# Start of Records to process

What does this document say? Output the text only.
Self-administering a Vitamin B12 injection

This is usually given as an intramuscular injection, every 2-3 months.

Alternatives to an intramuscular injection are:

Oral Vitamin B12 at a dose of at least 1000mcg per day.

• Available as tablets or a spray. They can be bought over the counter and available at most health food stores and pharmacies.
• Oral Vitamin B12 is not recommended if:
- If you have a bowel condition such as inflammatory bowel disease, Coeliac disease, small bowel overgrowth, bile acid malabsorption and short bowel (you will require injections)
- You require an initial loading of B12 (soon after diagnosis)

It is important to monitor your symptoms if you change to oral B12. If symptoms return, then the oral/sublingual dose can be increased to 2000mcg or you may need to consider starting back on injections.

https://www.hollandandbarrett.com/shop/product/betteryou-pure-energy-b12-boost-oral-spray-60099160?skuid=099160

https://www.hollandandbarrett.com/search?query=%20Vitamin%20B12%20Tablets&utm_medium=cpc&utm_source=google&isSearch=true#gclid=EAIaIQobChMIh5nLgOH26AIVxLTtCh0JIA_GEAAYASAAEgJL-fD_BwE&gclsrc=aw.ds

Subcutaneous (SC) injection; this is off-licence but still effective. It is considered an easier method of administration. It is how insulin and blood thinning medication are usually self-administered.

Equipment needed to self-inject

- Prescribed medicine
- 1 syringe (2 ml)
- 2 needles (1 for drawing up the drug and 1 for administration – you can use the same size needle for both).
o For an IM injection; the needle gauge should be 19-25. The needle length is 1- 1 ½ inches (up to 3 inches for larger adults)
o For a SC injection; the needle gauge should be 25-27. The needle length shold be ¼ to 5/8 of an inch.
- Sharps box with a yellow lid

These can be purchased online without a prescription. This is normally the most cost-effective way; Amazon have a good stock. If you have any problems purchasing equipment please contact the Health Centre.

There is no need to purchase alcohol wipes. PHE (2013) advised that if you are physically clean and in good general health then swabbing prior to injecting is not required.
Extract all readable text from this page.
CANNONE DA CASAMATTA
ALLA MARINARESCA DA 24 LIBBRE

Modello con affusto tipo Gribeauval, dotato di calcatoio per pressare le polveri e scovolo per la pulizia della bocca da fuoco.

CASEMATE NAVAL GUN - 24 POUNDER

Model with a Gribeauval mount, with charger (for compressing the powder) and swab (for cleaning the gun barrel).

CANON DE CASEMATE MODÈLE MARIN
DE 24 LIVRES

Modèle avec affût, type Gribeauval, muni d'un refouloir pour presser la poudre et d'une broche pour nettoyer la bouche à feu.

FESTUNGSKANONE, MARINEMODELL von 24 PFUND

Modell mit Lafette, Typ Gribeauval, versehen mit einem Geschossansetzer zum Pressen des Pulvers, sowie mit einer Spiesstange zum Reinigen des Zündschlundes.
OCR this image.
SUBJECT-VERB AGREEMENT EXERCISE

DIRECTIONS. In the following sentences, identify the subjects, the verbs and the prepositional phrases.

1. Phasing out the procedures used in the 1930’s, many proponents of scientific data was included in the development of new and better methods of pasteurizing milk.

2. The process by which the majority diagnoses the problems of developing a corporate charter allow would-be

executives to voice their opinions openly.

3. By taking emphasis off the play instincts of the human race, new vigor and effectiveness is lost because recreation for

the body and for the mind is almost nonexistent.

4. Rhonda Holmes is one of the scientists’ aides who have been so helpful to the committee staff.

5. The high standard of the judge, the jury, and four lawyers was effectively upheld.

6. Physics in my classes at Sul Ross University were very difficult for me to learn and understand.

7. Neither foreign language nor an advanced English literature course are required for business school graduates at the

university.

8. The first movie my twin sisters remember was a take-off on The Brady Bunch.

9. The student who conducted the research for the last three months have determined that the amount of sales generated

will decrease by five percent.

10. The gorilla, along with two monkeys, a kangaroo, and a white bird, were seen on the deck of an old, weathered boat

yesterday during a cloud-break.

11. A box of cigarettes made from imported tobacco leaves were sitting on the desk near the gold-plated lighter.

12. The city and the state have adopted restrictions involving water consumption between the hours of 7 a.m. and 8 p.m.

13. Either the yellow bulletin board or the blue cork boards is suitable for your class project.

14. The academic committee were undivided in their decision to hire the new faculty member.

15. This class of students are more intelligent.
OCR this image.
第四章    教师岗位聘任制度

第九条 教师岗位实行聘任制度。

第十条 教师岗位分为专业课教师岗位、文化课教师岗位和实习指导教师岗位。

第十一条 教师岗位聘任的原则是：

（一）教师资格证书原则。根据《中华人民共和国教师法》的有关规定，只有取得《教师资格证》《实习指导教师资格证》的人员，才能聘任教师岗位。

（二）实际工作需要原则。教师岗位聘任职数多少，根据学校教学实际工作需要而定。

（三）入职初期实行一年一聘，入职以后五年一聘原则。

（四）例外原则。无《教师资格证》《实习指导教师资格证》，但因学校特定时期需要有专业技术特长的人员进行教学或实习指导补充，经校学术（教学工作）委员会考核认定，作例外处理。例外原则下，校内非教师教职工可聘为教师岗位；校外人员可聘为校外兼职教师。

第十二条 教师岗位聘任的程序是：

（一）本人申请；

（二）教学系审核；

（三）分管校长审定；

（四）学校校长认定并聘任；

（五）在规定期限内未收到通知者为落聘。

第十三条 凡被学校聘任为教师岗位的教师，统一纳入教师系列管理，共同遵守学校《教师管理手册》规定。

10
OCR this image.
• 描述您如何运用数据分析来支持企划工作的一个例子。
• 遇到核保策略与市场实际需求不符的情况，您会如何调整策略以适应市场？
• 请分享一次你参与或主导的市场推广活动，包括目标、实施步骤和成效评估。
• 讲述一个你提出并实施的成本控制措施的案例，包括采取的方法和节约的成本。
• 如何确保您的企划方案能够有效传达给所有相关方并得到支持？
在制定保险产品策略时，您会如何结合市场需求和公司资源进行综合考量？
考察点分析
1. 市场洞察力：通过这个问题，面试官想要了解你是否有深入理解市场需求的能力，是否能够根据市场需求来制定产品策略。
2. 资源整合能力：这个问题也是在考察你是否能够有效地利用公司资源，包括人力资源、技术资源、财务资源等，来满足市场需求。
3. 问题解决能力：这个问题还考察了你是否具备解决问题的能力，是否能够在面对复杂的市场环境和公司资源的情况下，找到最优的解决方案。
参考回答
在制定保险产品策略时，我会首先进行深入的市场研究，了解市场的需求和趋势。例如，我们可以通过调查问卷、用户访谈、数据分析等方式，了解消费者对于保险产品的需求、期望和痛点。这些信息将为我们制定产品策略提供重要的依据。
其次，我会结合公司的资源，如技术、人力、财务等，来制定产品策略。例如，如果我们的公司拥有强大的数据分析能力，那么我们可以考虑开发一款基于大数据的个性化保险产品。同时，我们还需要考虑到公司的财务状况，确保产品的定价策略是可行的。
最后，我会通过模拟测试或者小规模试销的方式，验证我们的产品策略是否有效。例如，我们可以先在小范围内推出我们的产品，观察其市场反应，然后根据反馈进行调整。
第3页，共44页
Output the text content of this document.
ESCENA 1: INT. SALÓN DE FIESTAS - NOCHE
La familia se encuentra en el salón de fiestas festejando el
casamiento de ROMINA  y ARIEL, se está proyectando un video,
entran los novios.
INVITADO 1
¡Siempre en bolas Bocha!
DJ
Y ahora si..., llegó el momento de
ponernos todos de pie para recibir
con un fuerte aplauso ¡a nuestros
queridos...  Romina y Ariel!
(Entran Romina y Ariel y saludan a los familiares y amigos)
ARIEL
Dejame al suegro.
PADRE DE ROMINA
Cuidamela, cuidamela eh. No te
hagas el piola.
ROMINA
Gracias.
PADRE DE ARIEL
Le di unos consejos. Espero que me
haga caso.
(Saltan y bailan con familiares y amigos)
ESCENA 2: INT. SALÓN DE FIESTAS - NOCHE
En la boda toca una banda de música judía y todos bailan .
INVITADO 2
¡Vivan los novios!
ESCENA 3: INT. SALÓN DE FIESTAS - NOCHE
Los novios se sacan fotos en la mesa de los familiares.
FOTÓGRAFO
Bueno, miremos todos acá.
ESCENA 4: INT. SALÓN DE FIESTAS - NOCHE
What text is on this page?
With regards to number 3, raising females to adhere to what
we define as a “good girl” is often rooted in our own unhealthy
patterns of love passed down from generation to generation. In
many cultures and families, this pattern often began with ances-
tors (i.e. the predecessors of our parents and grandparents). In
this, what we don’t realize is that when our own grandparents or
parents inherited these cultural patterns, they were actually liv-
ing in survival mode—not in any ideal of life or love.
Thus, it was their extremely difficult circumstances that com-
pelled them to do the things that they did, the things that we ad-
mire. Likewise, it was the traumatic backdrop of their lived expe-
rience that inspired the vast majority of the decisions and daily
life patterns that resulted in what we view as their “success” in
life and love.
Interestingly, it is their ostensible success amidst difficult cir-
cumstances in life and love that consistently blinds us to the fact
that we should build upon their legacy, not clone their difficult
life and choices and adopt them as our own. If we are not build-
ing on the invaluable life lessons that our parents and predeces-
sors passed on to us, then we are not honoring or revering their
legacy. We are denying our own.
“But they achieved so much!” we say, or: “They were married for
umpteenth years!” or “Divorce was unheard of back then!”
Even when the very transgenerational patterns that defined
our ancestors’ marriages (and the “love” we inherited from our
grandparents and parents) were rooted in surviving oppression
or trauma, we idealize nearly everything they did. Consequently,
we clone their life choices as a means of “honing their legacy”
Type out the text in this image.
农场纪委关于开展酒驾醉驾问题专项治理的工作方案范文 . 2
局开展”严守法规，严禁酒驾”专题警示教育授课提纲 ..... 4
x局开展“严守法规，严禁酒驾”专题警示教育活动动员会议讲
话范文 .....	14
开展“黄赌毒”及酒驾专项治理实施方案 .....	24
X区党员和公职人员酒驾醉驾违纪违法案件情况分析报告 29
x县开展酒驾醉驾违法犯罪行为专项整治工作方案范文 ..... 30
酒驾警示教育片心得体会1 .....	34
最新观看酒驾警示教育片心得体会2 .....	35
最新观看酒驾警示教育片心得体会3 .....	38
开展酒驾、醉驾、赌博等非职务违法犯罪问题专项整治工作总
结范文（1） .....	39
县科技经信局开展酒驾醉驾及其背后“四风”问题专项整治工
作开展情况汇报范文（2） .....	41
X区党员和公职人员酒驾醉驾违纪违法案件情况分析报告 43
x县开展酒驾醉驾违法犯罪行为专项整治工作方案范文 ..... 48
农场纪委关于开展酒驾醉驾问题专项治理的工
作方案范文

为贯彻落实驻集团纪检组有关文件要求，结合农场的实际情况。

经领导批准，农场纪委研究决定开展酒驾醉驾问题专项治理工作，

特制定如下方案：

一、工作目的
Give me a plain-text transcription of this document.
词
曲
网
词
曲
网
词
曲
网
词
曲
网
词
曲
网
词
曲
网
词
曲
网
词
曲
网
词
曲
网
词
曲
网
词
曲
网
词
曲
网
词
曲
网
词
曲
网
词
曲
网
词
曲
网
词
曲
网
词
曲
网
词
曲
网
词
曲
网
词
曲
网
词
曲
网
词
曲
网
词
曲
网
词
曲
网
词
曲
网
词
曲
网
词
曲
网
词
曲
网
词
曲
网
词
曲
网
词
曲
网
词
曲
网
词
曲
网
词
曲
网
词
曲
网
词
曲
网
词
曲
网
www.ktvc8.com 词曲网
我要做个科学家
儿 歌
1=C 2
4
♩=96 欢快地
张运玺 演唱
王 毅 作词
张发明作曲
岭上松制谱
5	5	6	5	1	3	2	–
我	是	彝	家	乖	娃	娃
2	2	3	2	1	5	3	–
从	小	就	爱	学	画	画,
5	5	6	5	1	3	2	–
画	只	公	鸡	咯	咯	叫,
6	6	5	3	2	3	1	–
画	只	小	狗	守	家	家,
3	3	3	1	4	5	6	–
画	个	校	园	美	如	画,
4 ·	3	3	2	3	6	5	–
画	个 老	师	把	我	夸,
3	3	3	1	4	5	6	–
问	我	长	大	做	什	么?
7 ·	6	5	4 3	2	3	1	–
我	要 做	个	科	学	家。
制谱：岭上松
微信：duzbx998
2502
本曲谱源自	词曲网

# End of Records to process

What is required>
Give back exactly the lines from the one containing "Give me a plain-text" to the end of the material, both ends included.

Answer below>
Give me a plain-text transcription of this document.
词
曲
网
词
曲
网
词
曲
网
词
曲
网
词
曲
网
词
曲
网
词
曲
网
词
曲
网
词
曲
网
词
曲
网
词
曲
网
词
曲
网
词
曲
网
词
曲
网
词
曲
网
词
曲
网
词
曲
网
词
曲
网
词
曲
网
词
曲
网
词
曲
网
词
曲
网
词
曲
网
词
曲
网
词
曲
网
词
曲
网
词
曲
网
词
曲
网
词
曲
网
词
曲
网
词
曲
网
词
曲
网
词
曲
网
词
曲
网
词
曲
网
词
曲
网
词
曲
网
词
曲
网
www.ktvc8.com 词曲网
我要做个科学家
儿 歌
1=C 2
4
♩=96 欢快地
张运玺 演唱
王 毅 作词
张发明作曲
岭上松制谱
5	5	6	5	1	3	2	–
我	是	彝	家	乖	娃	娃
2	2	3	2	1	5	3	–
从	小	就	爱	学	画	画,
5	5	6	5	1	3	2	–
画	只	公	鸡	咯	咯	叫,
6	6	5	3	2	3	1	–
画	只	小	狗	守	家	家,
3	3	3	1	4	5	6	–
画	个	校	园	美	如	画,
4 ·	3	3	2	3	6	5	–
画	个 老	师	把	我	夸,
3	3	3	1	4	5	6	–
问	我	长	大	做	什	么?
7 ·	6	5	4 3	2	3	1	–
我	要 做	个	科	学	家。
制谱：岭上松
微信：duzbx998
2502
本曲谱源自	词曲网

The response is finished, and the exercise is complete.